### Job
All of the entries must be reproduced exactly, with no images carried over.

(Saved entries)
======
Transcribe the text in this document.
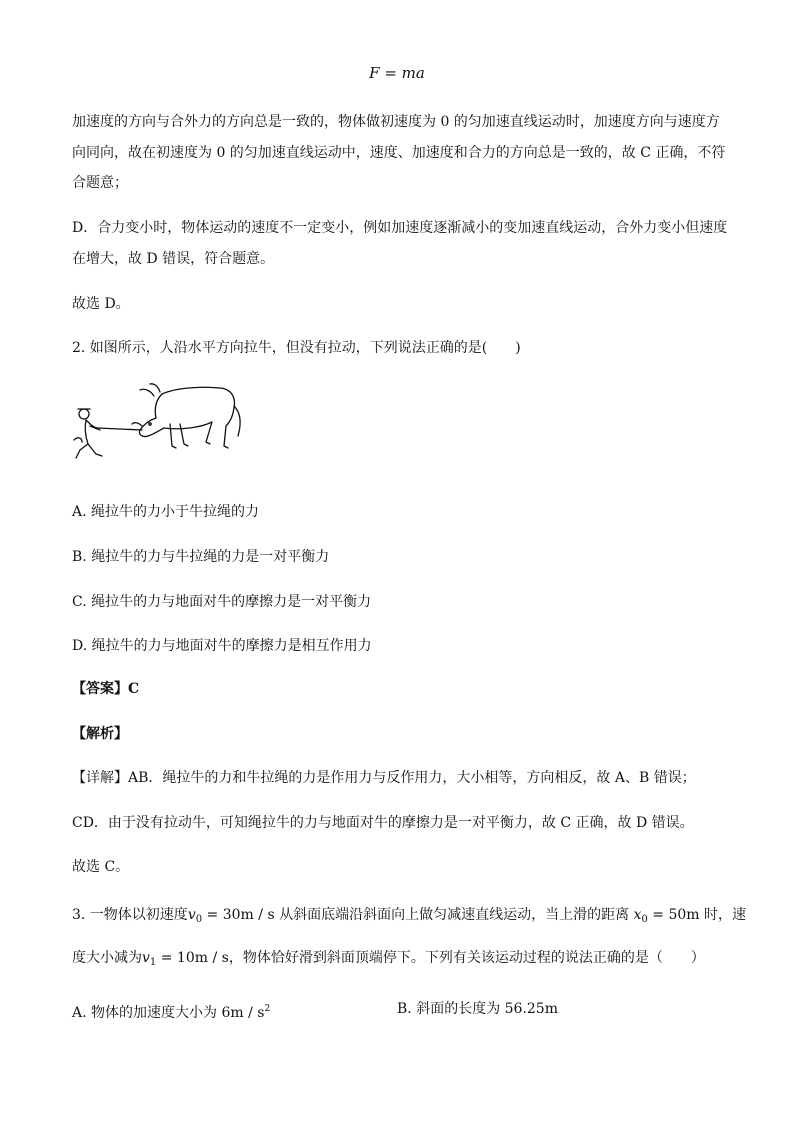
F = ma
加速度的方向与合外力的方向总是一致的，物体做初速度为 0 的匀加速直线运动时，加速度方向与速度方
向同向，故在初速度为 0 的匀加速直线运动中，速度、加速度和合力的方向总是一致的，故 C 正确，不符
合题意；
D．合力变小时，物体运动的速度不一定变小，例如加速度逐渐减小的变加速直线运动，合外力变小但速度
在增大，故 D 错误，符合题意。
故选 D。
2. 如图所示，人沿水平方向拉牛，但没有拉动，下列说法正确的是(　　)
A. 绳拉牛的力小于牛拉绳的力
B. 绳拉牛的力与牛拉绳的力是一对平衡力
C. 绳拉牛的力与地面对牛的摩擦力是一对平衡力
D. 绳拉牛的力与地面对牛的摩擦力是相互作用力
【答案】C
【解析】
【详解】AB．绳拉牛的力和牛拉绳的力是作用力与反作用力，大小相等，方向相反，故 A、B 错误；
CD．由于没有拉动牛，可知绳拉牛的力与地面对牛的摩擦力是一对平衡力，故 C 正确，故 D 错误。
故选 C。
3. 一物体以初速度$v_0 = 30m / s$ 从斜面底端沿斜面向上做匀减速直线运动，当上滑的距离 $x_0 = 50m$ 时，速
度大小减为$v_1 = 10m / s$，物体恰好滑到斜面顶端停下。下列有关该运动过程的说法正确的是（　　）
A. 物体的加速度大小为 $6m / s^2$	B. 斜面的长度为 56.25m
======
### Solution to this problem
Transcribe the text in this document.
F = ma
加速度的方向与合外力的方向总是一致的，物体做初速度为 0 的匀加速直线运动时，加速度方向与速度方
向同向，故在初速度为 0 的匀加速直线运动中，速度、加速度和合力的方向总是一致的，故 C 正确，不符
合题意；
D．合力变小时，物体运动的速度不一定变小，例如加速度逐渐减小的变加速直线运动，合外力变小但速度
在增大，故 D 错误，符合题意。
故选 D。
2. 如图所示，人沿水平方向拉牛，但没有拉动，下列说法正确的是(　　)
A. 绳拉牛的力小于牛拉绳的力
B. 绳拉牛的力与牛拉绳的力是一对平衡力
C. 绳拉牛的力与地面对牛的摩擦力是一对平衡力
D. 绳拉牛的力与地面对牛的摩擦力是相互作用力
【答案】C
【解析】
【详解】AB．绳拉牛的力和牛拉绳的力是作用力与反作用力，大小相等，方向相反，故 A、B 错误；
CD．由于没有拉动牛，可知绳拉牛的力与地面对牛的摩擦力是一对平衡力，故 C 正确，故 D 错误。
故选 C。
3. 一物体以初速度$v_0 = 30m / s$ 从斜面底端沿斜面向上做匀减速直线运动，当上滑的距离 $x_0 = 50m$ 时，速
度大小减为$v_1 = 10m / s$，物体恰好滑到斜面顶端停下。下列有关该运动过程的说法正确的是（　　）
A. 物体的加速度大小为 $6m / s^2$	B. 斜面的长度为 56.25m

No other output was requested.